--- START OF Records to process ---

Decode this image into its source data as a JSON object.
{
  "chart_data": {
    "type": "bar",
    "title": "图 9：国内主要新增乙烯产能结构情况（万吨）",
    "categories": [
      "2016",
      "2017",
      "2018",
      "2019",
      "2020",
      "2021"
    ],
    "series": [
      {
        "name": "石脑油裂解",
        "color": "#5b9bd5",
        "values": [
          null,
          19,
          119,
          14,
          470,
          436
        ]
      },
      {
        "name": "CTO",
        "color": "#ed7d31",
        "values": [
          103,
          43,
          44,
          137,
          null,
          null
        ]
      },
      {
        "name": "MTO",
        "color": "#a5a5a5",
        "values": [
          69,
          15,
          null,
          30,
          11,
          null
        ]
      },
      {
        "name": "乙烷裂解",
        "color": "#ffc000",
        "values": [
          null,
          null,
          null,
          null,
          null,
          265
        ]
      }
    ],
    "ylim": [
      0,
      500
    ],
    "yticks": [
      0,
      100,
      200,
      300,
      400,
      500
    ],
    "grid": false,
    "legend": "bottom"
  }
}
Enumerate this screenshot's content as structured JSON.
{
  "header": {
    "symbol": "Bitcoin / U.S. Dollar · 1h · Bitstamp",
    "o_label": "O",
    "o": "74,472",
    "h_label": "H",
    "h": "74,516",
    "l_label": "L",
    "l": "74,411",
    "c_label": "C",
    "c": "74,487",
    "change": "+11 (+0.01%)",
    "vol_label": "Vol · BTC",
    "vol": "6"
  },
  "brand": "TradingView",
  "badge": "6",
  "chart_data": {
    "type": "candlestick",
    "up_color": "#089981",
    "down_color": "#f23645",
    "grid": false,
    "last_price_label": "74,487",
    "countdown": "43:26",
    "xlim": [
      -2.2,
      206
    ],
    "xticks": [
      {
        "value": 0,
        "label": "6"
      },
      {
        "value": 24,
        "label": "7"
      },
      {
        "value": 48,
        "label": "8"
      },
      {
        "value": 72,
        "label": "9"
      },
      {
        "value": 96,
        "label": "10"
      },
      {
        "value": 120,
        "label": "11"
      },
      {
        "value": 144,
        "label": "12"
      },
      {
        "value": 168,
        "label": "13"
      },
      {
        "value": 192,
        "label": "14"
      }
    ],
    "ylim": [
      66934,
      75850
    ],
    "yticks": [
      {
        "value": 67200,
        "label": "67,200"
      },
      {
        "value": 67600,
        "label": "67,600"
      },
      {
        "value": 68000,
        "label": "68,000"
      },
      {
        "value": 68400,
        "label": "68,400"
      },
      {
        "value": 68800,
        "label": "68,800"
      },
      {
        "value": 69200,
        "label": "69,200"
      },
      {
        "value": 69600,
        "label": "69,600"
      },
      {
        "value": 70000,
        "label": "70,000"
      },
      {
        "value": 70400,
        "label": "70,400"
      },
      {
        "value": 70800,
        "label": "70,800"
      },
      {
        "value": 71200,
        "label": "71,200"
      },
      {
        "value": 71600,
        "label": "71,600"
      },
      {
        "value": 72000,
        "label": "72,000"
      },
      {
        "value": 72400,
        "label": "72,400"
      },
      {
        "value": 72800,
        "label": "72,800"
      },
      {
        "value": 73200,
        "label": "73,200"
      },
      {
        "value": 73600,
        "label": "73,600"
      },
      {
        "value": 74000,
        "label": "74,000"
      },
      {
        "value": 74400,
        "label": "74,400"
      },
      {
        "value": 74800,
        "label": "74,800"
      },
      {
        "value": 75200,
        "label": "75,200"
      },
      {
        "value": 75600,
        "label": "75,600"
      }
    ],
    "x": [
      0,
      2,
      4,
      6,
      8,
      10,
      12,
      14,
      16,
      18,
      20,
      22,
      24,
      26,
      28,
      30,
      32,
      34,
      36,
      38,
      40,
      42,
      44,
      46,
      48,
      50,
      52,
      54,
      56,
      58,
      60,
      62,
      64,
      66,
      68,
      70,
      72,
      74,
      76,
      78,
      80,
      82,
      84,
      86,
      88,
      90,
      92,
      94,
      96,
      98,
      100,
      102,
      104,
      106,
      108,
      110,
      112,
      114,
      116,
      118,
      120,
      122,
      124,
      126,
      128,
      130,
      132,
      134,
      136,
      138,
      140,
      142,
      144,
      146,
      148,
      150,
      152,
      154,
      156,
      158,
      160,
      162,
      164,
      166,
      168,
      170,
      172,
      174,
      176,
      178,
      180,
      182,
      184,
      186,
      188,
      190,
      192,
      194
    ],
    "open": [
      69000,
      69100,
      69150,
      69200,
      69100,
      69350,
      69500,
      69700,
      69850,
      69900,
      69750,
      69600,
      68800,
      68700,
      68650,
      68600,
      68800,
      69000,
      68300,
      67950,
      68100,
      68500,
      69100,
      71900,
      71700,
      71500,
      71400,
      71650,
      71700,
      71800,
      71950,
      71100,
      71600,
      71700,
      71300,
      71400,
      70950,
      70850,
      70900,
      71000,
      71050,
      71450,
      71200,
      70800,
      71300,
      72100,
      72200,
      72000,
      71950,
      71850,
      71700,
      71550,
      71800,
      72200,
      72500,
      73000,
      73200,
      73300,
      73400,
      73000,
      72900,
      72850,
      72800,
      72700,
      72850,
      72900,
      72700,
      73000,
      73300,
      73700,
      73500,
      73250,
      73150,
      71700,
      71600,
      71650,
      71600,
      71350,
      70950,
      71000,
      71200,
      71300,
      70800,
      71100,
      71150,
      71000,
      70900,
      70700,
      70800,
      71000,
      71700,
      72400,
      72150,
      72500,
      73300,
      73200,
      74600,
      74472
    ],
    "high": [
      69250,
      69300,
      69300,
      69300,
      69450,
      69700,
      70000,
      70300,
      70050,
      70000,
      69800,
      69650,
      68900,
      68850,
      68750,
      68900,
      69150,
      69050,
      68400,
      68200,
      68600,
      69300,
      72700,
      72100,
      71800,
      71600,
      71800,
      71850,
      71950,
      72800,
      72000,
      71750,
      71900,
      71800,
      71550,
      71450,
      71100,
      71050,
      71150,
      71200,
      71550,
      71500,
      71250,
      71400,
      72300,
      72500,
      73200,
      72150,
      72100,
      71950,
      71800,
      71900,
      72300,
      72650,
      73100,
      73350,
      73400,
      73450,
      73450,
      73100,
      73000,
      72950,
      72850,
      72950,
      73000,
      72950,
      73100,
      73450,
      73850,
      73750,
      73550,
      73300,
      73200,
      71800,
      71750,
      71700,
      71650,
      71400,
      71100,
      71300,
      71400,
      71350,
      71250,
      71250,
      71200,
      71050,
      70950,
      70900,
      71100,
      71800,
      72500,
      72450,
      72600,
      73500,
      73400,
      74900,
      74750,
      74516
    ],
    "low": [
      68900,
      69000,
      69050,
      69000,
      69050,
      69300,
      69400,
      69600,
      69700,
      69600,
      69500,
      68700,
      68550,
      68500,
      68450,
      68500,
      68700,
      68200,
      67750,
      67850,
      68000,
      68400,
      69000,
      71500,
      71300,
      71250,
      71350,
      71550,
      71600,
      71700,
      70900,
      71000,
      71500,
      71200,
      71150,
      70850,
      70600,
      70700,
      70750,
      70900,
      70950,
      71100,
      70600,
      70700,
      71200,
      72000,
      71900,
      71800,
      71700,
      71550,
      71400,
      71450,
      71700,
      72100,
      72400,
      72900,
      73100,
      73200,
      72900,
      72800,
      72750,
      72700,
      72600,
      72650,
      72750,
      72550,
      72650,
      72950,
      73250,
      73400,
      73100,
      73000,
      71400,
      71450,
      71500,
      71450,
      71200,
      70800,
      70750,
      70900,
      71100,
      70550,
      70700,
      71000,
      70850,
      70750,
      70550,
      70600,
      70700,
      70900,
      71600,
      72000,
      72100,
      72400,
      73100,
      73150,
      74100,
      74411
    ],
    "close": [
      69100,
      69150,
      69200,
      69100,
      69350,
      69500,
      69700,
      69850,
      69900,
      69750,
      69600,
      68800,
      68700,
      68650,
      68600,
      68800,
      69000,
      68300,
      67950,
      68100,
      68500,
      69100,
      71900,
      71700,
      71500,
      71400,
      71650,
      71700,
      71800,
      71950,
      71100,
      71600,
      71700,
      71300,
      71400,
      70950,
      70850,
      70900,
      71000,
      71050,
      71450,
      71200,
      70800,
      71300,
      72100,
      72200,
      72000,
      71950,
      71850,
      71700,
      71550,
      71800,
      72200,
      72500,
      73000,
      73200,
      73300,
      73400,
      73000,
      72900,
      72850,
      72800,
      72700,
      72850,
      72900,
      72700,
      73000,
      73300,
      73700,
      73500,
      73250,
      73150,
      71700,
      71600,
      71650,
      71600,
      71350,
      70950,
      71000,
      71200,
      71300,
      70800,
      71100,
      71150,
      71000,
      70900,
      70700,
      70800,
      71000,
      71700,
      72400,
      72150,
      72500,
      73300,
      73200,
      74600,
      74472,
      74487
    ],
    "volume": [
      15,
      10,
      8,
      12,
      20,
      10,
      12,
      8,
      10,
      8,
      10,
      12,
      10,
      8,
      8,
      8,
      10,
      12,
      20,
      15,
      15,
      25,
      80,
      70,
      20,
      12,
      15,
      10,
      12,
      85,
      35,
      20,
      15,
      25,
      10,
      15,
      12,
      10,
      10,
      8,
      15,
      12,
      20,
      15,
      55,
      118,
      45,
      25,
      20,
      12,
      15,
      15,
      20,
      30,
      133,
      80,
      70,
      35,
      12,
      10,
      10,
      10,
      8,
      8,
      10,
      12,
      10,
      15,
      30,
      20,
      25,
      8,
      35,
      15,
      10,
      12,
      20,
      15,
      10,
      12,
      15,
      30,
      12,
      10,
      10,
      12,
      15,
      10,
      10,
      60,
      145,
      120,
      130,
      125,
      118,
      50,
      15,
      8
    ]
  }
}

--- END OF Records to process ---

> _Requirement_:
From the entries above, pull out each line that includes "JSON".

> _Answer_:
Decode this image into its source data as a JSON object.
Enumerate this screenshot's content as structured JSON.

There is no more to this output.